§ **TO DO**: Repeat each record below exactly as given.

** Start of INPUT ROWS **

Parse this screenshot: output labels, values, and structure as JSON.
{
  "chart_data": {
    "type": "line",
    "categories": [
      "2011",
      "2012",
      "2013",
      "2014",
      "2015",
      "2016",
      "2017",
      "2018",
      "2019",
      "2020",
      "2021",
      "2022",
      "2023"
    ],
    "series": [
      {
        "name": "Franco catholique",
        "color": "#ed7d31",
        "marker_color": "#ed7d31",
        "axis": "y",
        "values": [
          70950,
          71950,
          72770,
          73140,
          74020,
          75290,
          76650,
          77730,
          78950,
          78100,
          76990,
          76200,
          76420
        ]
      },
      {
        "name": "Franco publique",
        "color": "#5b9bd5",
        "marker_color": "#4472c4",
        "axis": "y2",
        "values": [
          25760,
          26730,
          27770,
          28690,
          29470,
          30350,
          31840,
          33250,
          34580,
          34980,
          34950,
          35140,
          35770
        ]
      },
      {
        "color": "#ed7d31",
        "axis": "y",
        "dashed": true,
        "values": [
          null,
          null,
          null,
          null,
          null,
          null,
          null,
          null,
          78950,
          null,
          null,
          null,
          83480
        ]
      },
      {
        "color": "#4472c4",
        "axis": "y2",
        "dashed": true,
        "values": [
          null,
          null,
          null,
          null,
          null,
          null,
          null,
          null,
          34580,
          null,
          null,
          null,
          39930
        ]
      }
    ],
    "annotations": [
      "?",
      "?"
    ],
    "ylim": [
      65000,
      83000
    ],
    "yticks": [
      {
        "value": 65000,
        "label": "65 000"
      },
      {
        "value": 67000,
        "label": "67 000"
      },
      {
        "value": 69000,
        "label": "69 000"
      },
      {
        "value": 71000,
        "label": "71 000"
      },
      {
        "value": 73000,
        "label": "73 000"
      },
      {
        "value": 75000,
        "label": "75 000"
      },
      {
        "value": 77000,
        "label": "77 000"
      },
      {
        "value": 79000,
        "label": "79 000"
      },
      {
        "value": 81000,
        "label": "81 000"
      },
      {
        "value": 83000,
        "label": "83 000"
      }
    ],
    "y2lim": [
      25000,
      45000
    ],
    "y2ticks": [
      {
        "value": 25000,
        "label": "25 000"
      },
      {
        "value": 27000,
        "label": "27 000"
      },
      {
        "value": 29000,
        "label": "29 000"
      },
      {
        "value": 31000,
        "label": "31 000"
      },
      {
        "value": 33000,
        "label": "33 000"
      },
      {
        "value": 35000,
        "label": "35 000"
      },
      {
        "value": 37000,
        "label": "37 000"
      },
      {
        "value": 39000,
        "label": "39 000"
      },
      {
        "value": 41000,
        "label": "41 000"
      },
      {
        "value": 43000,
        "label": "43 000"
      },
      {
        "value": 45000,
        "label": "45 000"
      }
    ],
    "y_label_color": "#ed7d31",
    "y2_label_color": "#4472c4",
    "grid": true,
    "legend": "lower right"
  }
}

** End of INPUT ROWS **

§ **RESPONSE BELOW**:
Parse this screenshot: output labels, values, and structure as JSON.
{
  "chart_data": {
    "type": "line",
    "categories": [
      "2011",
      "2012",
      "2013",
      "2014",
      "2015",
      "2016",
      "2017",
      "2018",
      "2019",
      "2020",
      "2021",
      "2022",
      "2023"
    ],
    "series": [
      {
        "name": "Franco catholique",
        "color": "#ed7d31",
        "marker_color": "#ed7d31",
        "axis": "y",
        "values": [
          70950,
          71950,
          72770,
          73140,
          74020,
          75290,
          76650,
          77730,
          78950,
          78100,
          76990,
          76200,
          76420
        ]
      },
      {
        "name": "Franco publique",
        "color": "#5b9bd5",
        "marker_color": "#4472c4",
        "axis": "y2",
        "values": [
          25760,
          26730,
          27770,
          28690,
          29470,
          30350,
          31840,
          33250,
          34580,
          34980,
          34950,
          35140,
          35770
        ]
      },
      {
        "color": "#ed7d31",
        "axis": "y",
        "dashed": true,
        "values": [
          null,
          null,
          null,
          null,
          null,
          null,
          null,
          null,
          78950,
          null,
          null,
          null,
          83480
        ]
      },
      {
        "color": "#4472c4",
        "axis": "y2",
        "dashed": true,
        "values": [
          null,
          null,
          null,
          null,
          null,
          null,
          null,
          null,
          34580,
          null,
          null,
          null,
          39930
        ]
      }
    ],
    "annotations": [
      "?",
      "?"
    ],
    "ylim": [
      65000,
      83000
    ],
    "yticks": [
      {
        "value": 65000,
        "label": "65 000"
      },
      {
        "value": 67000,
        "label": "67 000"
      },
      {
        "value": 69000,
        "label": "69 000"
      },
      {
        "value": 71000,
        "label": "71 000"
      },
      {
        "value": 73000,
        "label": "73 000"
      },
      {
        "value": 75000,
        "label": "75 000"
      },
      {
        "value": 77000,
        "label": "77 000"
      },
      {
        "value": 79000,
        "label": "79 000"
      },
      {
        "value": 81000,
        "label": "81 000"
      },
      {
        "value": 83000,
        "label": "83 000"
      }
    ],
    "y2lim": [
      25000,
      45000
    ],
    "y2ticks": [
      {
        "value": 25000,
        "label": "25 000"
      },
      {
        "value": 27000,
        "label": "27 000"
      },
      {
        "value": 29000,
        "label": "29 000"
      },
      {
        "value": 31000,
        "label": "31 000"
      },
      {
        "value": 33000,
        "label": "33 000"
      },
      {
        "value": 35000,
        "label": "35 000"
      },
      {
        "value": 37000,
        "label": "37 000"
      },
      {
        "value": 39000,
        "label": "39 000"
      },
      {
        "value": 41000,
        "label": "41 000"
      },
      {
        "value": 43000,
        "label": "43 000"
      },
      {
        "value": 45000,
        "label": "45 000"
      }
    ],
    "y_label_color": "#ed7d31",
    "y2_label_color": "#4472c4",
    "grid": true,
    "legend": "lower right"
  }
}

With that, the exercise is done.